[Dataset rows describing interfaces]
..........
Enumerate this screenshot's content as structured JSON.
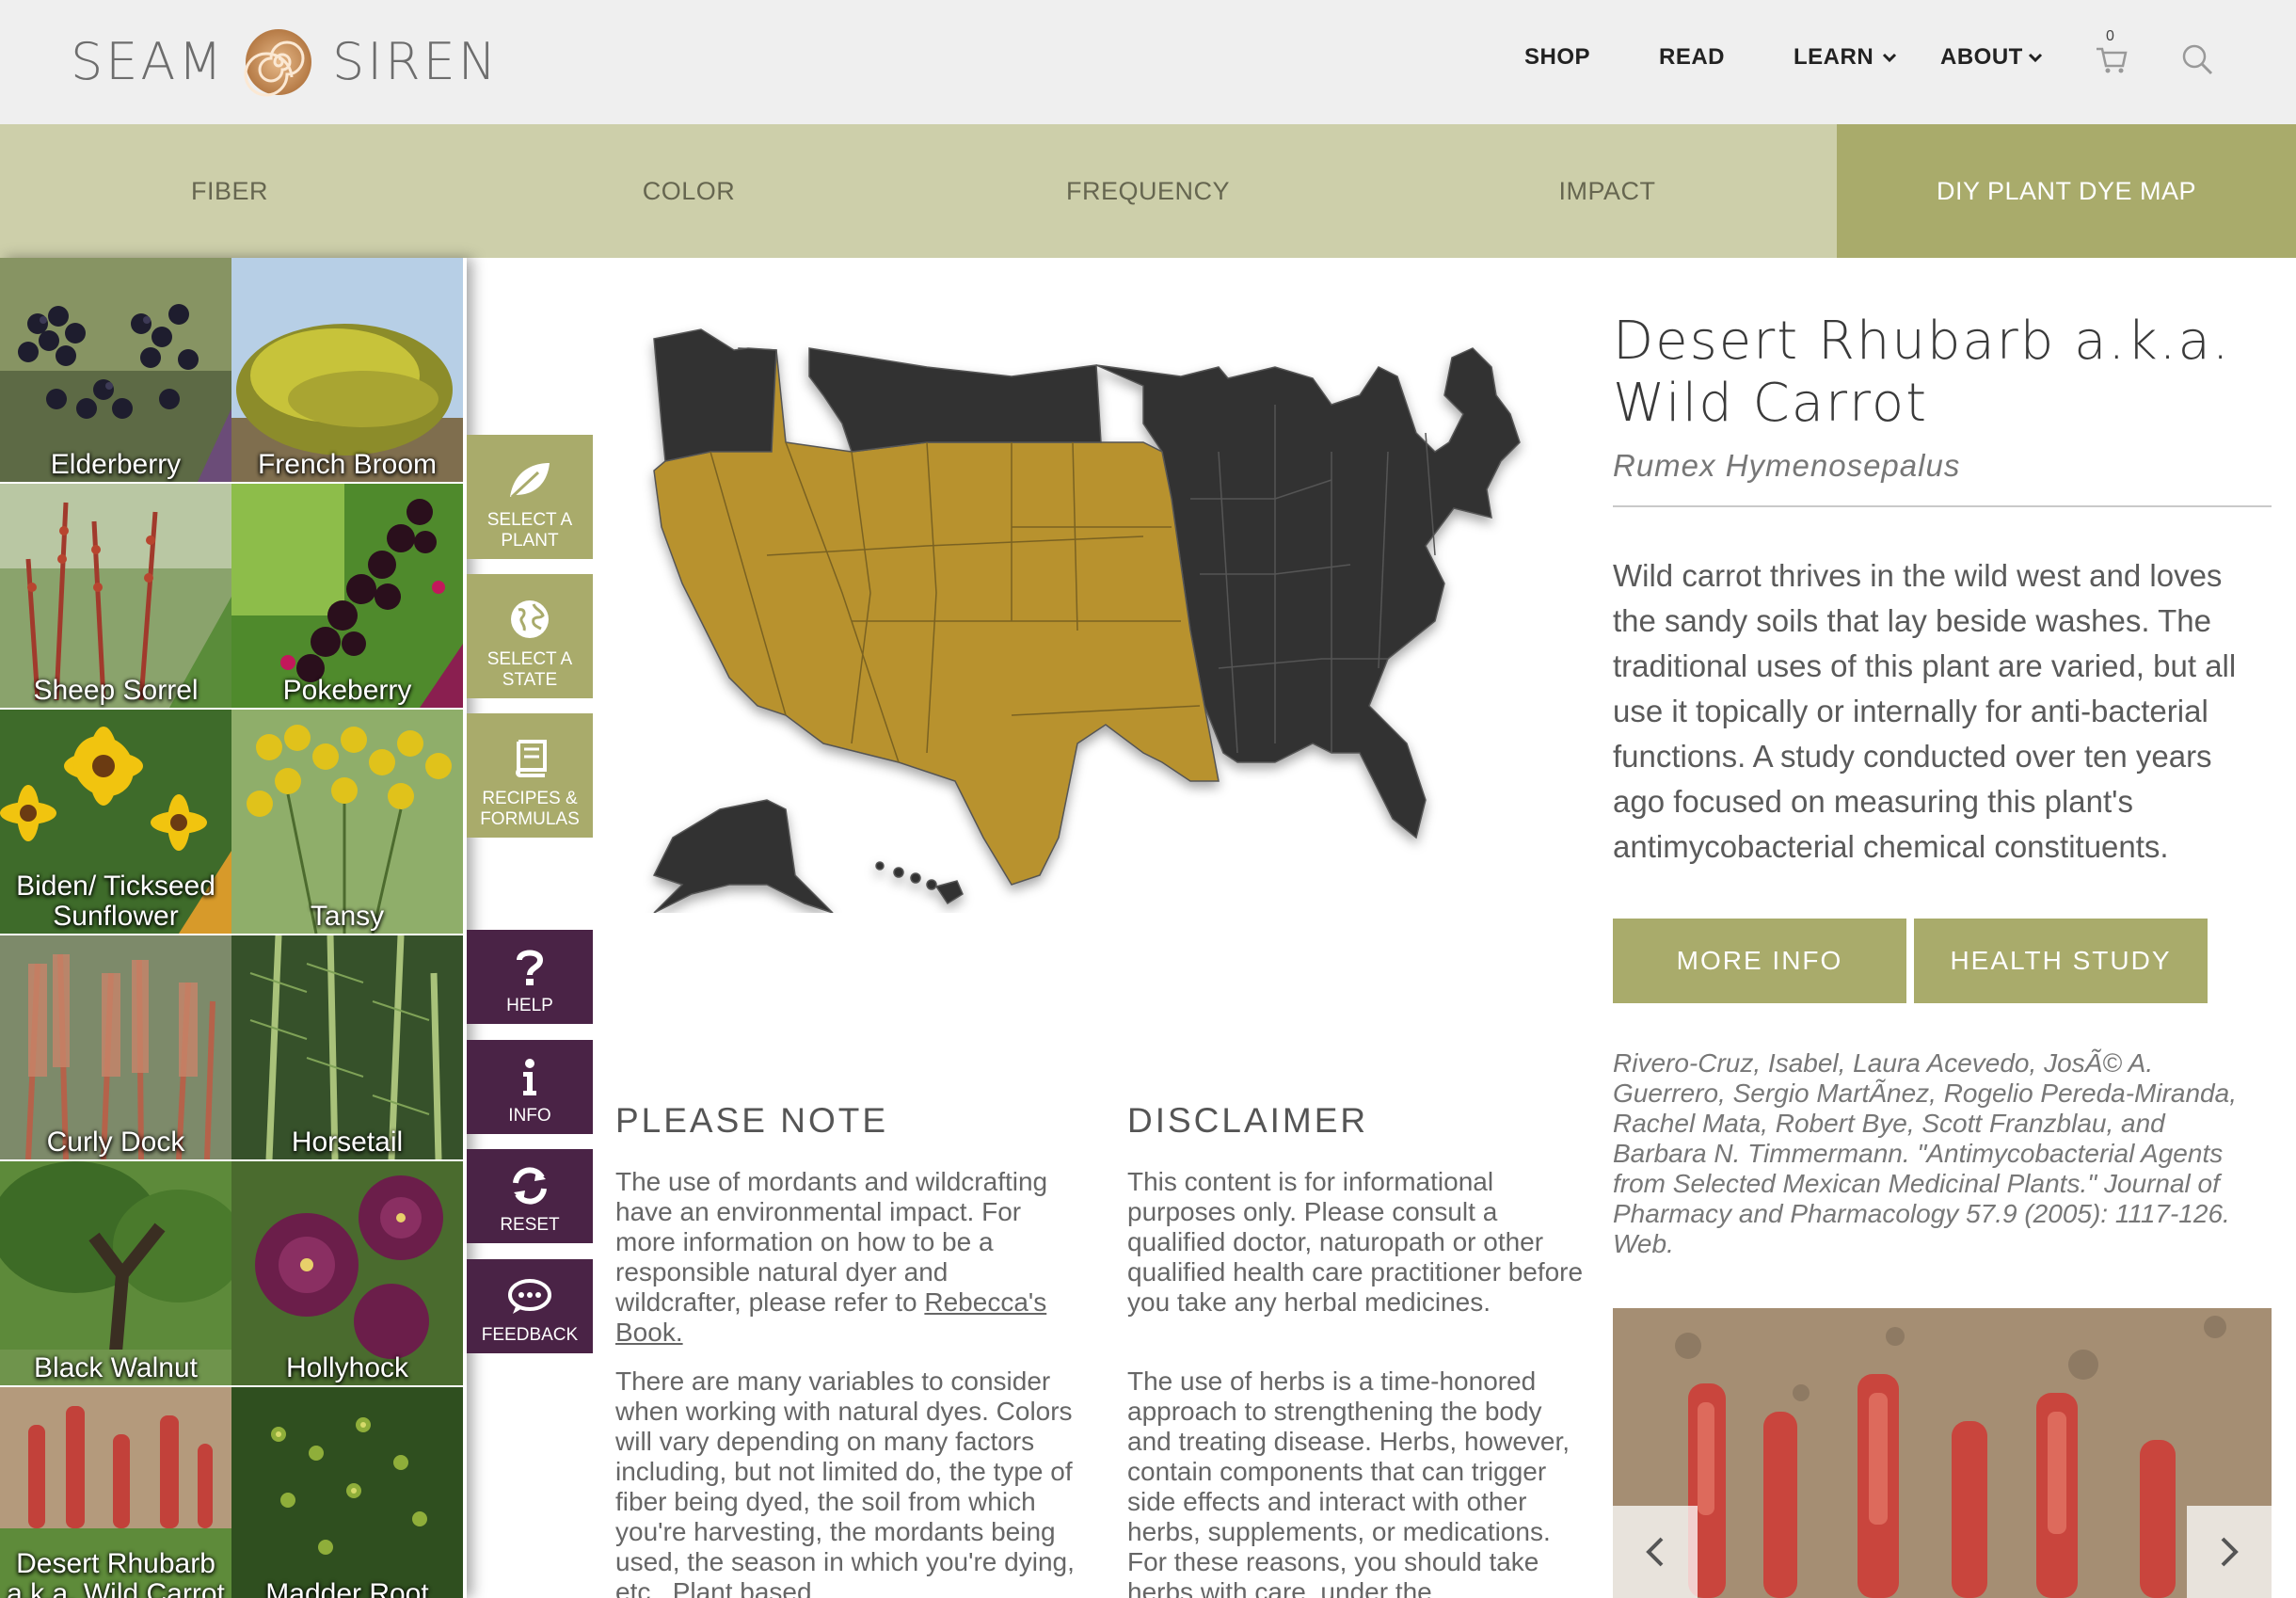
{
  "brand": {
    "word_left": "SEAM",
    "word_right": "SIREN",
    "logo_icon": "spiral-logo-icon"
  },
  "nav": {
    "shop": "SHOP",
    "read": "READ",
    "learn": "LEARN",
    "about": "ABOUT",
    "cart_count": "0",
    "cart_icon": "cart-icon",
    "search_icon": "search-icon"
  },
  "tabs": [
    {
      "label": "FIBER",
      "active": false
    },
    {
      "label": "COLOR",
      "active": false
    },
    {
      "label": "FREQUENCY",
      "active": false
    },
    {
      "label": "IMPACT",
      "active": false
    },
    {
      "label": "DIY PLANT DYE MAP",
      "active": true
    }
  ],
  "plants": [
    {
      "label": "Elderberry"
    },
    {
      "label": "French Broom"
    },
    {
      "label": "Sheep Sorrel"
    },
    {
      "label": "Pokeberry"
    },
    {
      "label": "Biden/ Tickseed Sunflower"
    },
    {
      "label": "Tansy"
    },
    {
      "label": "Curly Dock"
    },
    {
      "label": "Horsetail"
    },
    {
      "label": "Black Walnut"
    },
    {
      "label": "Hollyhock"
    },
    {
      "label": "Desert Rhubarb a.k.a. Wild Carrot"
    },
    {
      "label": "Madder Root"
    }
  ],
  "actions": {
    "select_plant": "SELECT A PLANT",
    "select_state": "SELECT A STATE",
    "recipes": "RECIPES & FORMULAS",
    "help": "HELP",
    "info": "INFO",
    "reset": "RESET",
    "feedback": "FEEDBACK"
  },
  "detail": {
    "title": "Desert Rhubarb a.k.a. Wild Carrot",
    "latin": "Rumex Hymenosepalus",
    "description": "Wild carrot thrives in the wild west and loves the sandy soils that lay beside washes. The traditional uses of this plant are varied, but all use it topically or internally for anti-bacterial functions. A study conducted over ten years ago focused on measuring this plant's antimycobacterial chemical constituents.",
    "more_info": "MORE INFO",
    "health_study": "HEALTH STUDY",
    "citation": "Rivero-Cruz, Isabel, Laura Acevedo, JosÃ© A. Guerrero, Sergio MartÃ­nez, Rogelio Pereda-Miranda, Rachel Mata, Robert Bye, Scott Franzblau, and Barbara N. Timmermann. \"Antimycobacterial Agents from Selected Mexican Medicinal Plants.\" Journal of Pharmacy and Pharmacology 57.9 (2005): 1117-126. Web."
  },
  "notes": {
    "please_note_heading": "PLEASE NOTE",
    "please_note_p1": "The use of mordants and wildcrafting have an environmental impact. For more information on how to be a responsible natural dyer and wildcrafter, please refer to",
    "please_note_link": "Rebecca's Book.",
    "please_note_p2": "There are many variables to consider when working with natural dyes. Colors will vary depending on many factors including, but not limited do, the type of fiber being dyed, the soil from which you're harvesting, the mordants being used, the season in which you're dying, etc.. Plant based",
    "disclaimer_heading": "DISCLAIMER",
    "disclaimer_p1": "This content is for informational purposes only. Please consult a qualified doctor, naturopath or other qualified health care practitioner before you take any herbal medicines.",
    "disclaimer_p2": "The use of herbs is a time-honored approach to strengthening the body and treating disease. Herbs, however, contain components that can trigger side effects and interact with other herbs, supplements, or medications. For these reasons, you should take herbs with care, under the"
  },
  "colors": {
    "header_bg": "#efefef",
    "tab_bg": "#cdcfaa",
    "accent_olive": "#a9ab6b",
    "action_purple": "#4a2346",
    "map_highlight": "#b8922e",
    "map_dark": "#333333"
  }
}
..........
# Exercise brief:
Copy out every line from the data above in which the word "content" occurs.

# Output:
Enumerate this screenshot's content as structured JSON.
    "disclaimer_p1": "This content is for informational purposes only. Please consult a qualified doctor, naturopath or other qualified health care practitioner before you take any herbal medicines.",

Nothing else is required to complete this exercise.